> [Work to be completed]
Keep the pictures out of the copy and print all the entries below exactly.

(Records from a collection of figures)
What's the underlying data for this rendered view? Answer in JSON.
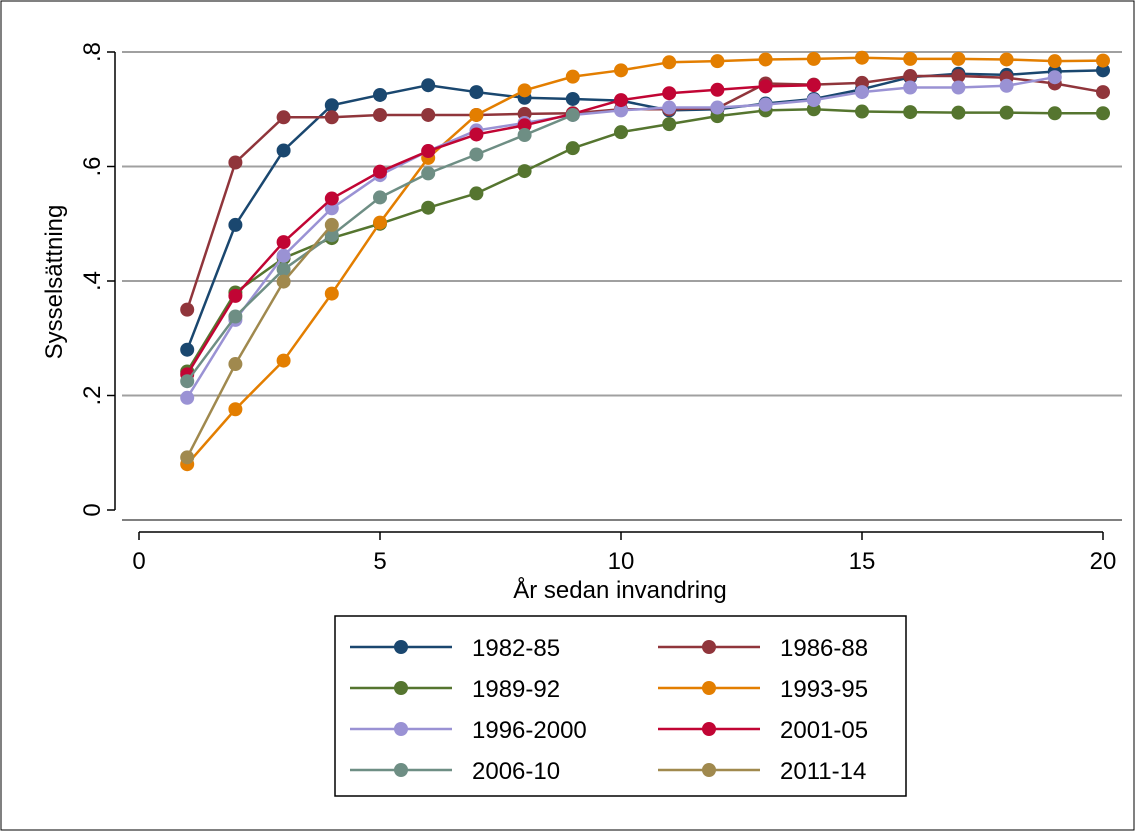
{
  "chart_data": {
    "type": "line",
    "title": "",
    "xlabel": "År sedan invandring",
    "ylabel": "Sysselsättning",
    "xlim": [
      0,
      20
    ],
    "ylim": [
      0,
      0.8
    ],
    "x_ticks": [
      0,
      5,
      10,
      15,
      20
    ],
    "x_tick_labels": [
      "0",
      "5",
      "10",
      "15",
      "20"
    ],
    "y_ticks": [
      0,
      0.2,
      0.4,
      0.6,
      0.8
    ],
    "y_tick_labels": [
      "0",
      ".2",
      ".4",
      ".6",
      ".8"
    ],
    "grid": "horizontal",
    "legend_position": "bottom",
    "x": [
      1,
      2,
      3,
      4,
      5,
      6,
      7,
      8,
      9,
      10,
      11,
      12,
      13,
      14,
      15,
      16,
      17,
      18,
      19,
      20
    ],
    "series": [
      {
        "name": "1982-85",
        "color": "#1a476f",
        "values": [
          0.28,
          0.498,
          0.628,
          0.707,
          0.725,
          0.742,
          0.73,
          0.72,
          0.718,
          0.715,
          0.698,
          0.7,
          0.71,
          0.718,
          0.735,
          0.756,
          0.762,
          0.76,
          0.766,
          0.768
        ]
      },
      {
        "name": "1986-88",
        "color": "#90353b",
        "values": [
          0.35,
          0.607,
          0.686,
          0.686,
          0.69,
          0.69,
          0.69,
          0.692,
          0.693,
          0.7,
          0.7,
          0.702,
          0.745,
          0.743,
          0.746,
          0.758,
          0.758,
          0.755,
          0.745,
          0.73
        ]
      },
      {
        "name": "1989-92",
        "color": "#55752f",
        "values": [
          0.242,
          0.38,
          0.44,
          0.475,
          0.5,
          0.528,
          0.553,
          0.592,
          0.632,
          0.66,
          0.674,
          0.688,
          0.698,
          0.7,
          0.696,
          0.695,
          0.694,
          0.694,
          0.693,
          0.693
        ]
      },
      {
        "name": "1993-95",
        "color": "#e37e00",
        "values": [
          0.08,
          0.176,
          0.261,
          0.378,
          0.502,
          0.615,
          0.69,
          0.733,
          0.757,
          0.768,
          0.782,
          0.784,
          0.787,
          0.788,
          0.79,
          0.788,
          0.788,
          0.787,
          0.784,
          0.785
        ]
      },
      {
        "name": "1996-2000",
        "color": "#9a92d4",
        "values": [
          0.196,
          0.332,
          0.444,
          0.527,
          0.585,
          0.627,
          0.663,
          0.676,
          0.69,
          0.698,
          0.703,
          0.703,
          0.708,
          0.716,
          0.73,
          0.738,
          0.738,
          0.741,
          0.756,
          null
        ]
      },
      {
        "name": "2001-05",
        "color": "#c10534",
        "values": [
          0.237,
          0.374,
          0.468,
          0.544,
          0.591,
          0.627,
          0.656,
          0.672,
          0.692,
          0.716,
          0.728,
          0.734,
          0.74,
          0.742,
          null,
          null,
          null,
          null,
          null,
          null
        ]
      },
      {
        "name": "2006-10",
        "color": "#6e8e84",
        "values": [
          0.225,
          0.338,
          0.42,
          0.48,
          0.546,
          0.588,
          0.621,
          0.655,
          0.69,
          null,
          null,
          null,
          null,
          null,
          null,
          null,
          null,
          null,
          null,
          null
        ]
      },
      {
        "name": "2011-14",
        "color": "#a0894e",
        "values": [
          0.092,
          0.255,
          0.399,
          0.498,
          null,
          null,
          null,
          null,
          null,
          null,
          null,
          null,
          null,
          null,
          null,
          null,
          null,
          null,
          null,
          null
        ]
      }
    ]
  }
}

> [Problem solution]
What's the underlying data for this rendered view? Answer in JSON.
{
  "chart_data": {
    "type": "line",
    "title": "",
    "xlabel": "År sedan invandring",
    "ylabel": "Sysselsättning",
    "xlim": [
      0,
      20
    ],
    "ylim": [
      0,
      0.8
    ],
    "x_ticks": [
      0,
      5,
      10,
      15,
      20
    ],
    "x_tick_labels": [
      "0",
      "5",
      "10",
      "15",
      "20"
    ],
    "y_ticks": [
      0,
      0.2,
      0.4,
      0.6,
      0.8
    ],
    "y_tick_labels": [
      "0",
      ".2",
      ".4",
      ".6",
      ".8"
    ],
    "grid": "horizontal",
    "legend_position": "bottom",
    "x": [
      1,
      2,
      3,
      4,
      5,
      6,
      7,
      8,
      9,
      10,
      11,
      12,
      13,
      14,
      15,
      16,
      17,
      18,
      19,
      20
    ],
    "series": [
      {
        "name": "1982-85",
        "color": "#1a476f",
        "values": [
          0.28,
          0.498,
          0.628,
          0.707,
          0.725,
          0.742,
          0.73,
          0.72,
          0.718,
          0.715,
          0.698,
          0.7,
          0.71,
          0.718,
          0.735,
          0.756,
          0.762,
          0.76,
          0.766,
          0.768
        ]
      },
      {
        "name": "1986-88",
        "color": "#90353b",
        "values": [
          0.35,
          0.607,
          0.686,
          0.686,
          0.69,
          0.69,
          0.69,
          0.692,
          0.693,
          0.7,
          0.7,
          0.702,
          0.745,
          0.743,
          0.746,
          0.758,
          0.758,
          0.755,
          0.745,
          0.73
        ]
      },
      {
        "name": "1989-92",
        "color": "#55752f",
        "values": [
          0.242,
          0.38,
          0.44,
          0.475,
          0.5,
          0.528,
          0.553,
          0.592,
          0.632,
          0.66,
          0.674,
          0.688,
          0.698,
          0.7,
          0.696,
          0.695,
          0.694,
          0.694,
          0.693,
          0.693
        ]
      },
      {
        "name": "1993-95",
        "color": "#e37e00",
        "values": [
          0.08,
          0.176,
          0.261,
          0.378,
          0.502,
          0.615,
          0.69,
          0.733,
          0.757,
          0.768,
          0.782,
          0.784,
          0.787,
          0.788,
          0.79,
          0.788,
          0.788,
          0.787,
          0.784,
          0.785
        ]
      },
      {
        "name": "1996-2000",
        "color": "#9a92d4",
        "values": [
          0.196,
          0.332,
          0.444,
          0.527,
          0.585,
          0.627,
          0.663,
          0.676,
          0.69,
          0.698,
          0.703,
          0.703,
          0.708,
          0.716,
          0.73,
          0.738,
          0.738,
          0.741,
          0.756,
          null
        ]
      },
      {
        "name": "2001-05",
        "color": "#c10534",
        "values": [
          0.237,
          0.374,
          0.468,
          0.544,
          0.591,
          0.627,
          0.656,
          0.672,
          0.692,
          0.716,
          0.728,
          0.734,
          0.74,
          0.742,
          null,
          null,
          null,
          null,
          null,
          null
        ]
      },
      {
        "name": "2006-10",
        "color": "#6e8e84",
        "values": [
          0.225,
          0.338,
          0.42,
          0.48,
          0.546,
          0.588,
          0.621,
          0.655,
          0.69,
          null,
          null,
          null,
          null,
          null,
          null,
          null,
          null,
          null,
          null,
          null
        ]
      },
      {
        "name": "2011-14",
        "color": "#a0894e",
        "values": [
          0.092,
          0.255,
          0.399,
          0.498,
          null,
          null,
          null,
          null,
          null,
          null,
          null,
          null,
          null,
          null,
          null,
          null,
          null,
          null,
          null,
          null
        ]
      }
    ]
  }
}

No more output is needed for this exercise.